* [Exercise requirements] Can you print every record below exactly as written?

** start of Task inputs **

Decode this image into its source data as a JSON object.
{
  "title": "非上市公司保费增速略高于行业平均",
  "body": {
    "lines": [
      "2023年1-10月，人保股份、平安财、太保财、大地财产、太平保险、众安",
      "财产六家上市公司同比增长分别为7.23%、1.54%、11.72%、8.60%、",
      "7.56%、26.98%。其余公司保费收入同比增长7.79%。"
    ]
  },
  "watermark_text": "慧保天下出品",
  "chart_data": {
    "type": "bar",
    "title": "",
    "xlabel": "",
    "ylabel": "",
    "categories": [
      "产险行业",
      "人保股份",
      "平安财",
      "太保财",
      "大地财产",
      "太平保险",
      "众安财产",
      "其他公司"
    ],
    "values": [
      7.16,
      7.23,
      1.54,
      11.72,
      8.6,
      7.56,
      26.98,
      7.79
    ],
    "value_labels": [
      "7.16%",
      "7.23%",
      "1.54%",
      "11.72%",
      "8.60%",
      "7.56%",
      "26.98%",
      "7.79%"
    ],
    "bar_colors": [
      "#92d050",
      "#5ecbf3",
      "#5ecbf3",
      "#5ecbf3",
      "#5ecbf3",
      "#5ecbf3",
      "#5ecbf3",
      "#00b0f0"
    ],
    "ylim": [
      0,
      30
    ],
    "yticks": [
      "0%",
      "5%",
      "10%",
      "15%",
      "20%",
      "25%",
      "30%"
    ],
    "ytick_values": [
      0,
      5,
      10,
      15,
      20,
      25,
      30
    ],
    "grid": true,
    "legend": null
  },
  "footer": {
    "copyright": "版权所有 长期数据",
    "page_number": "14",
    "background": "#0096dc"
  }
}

** end of Task inputs **

* [Exercise answer]
Decode this image into its source data as a JSON object.
{
  "title": "非上市公司保费增速略高于行业平均",
  "body": {
    "lines": [
      "2023年1-10月，人保股份、平安财、太保财、大地财产、太平保险、众安",
      "财产六家上市公司同比增长分别为7.23%、1.54%、11.72%、8.60%、",
      "7.56%、26.98%。其余公司保费收入同比增长7.79%。"
    ]
  },
  "watermark_text": "慧保天下出品",
  "chart_data": {
    "type": "bar",
    "title": "",
    "xlabel": "",
    "ylabel": "",
    "categories": [
      "产险行业",
      "人保股份",
      "平安财",
      "太保财",
      "大地财产",
      "太平保险",
      "众安财产",
      "其他公司"
    ],
    "values": [
      7.16,
      7.23,
      1.54,
      11.72,
      8.6,
      7.56,
      26.98,
      7.79
    ],
    "value_labels": [
      "7.16%",
      "7.23%",
      "1.54%",
      "11.72%",
      "8.60%",
      "7.56%",
      "26.98%",
      "7.79%"
    ],
    "bar_colors": [
      "#92d050",
      "#5ecbf3",
      "#5ecbf3",
      "#5ecbf3",
      "#5ecbf3",
      "#5ecbf3",
      "#5ecbf3",
      "#00b0f0"
    ],
    "ylim": [
      0,
      30
    ],
    "yticks": [
      "0%",
      "5%",
      "10%",
      "15%",
      "20%",
      "25%",
      "30%"
    ],
    "ytick_values": [
      0,
      5,
      10,
      15,
      20,
      25,
      30
    ],
    "grid": true,
    "legend": null
  },
  "footer": {
    "copyright": "版权所有 长期数据",
    "page_number": "14",
    "background": "#0096dc"
  }
}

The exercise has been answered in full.